Brief: Output each entry verbatim and exclude every picture from it.
■ ■ ■ ■ ■ ■ ■
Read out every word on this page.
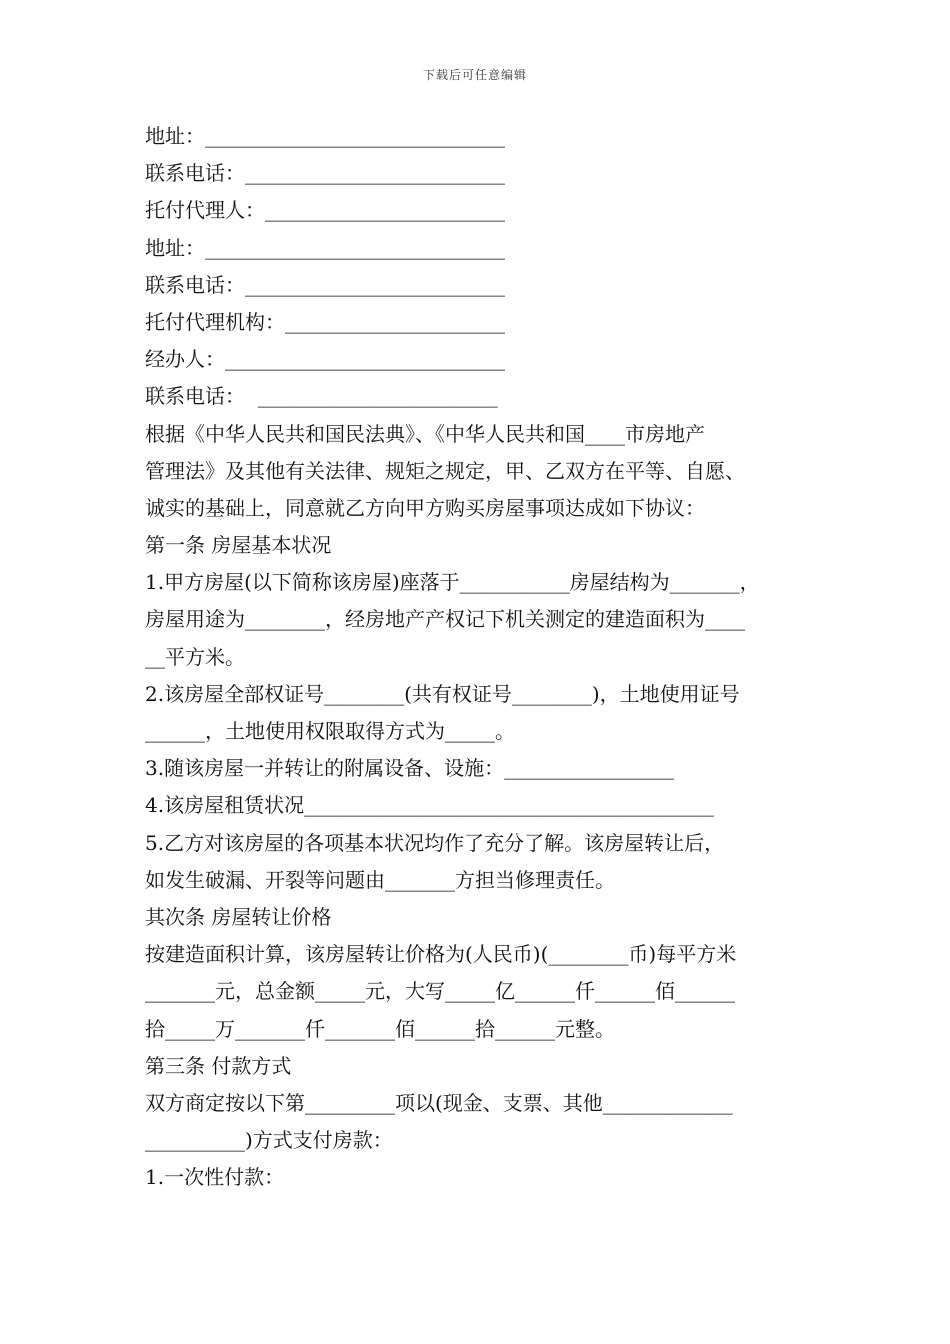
下载后可任意编辑
地址：______________________________
联系电话：__________________________
托付代理人：________________________
地址：______________________________
联系电话：__________________________
托付代理机构：______________________
经办人：____________________________
联系电话：  ________________________
根据《中华人民共和国民法典》、《中华人民共和国____市房地产
管理法》及其他有关法律、规矩之规定，甲、乙双方在平等、自愿、
诚实的基础上，同意就乙方向甲方购买房屋事项达成如下协议：
第一条 房屋基本状况
1.甲方房屋(以下简称该房屋)座落于___________房屋结构为_______，
房屋用途为________，经房地产产权记下机关测定的建造面积为____
__平方米。
2.该房屋全部权证号________(共有权证号________)，土地使用证号
______，土地使用权限取得方式为_____。
3.随该房屋一并转让的附属设备、设施：_________________
4.该房屋租赁状况_________________________________________
5.乙方对该房屋的各项基本状况均作了充分了解。该房屋转让后，
如发生破漏、开裂等问题由_______方担当修理责任。
其次条 房屋转让价格
按建造面积计算，该房屋转让价格为(人民币)(________币)每平方米
_______元，总金额_____元，大写_____亿______仟______佰______
拾_____万_______仟_______佰______拾______元整。
第三条 付款方式
双方商定按以下第_________项以(现金、支票、其他_____________
__________)方式支付房款：
1.一次性付款：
■ ■ ■ ■ ■ ■ ■
Right answer:
Read out every word on this page.
下载后可任意编辑
地址：______________________________
联系电话：__________________________
托付代理人：________________________
地址：______________________________
联系电话：__________________________
托付代理机构：______________________
经办人：____________________________
联系电话：  ________________________
根据《中华人民共和国民法典》、《中华人民共和国____市房地产
管理法》及其他有关法律、规矩之规定，甲、乙双方在平等、自愿、
诚实的基础上，同意就乙方向甲方购买房屋事项达成如下协议：
第一条 房屋基本状况
1.甲方房屋(以下简称该房屋)座落于___________房屋结构为_______，
房屋用途为________，经房地产产权记下机关测定的建造面积为____
__平方米。
2.该房屋全部权证号________(共有权证号________)，土地使用证号
______，土地使用权限取得方式为_____。
3.随该房屋一并转让的附属设备、设施：_________________
4.该房屋租赁状况_________________________________________
5.乙方对该房屋的各项基本状况均作了充分了解。该房屋转让后，
如发生破漏、开裂等问题由_______方担当修理责任。
其次条 房屋转让价格
按建造面积计算，该房屋转让价格为(人民币)(________币)每平方米
_______元，总金额_____元，大写_____亿______仟______佰______
拾_____万_______仟_______佰______拾______元整。
第三条 付款方式
双方商定按以下第_________项以(现金、支票、其他_____________
__________)方式支付房款：
1.一次性付款：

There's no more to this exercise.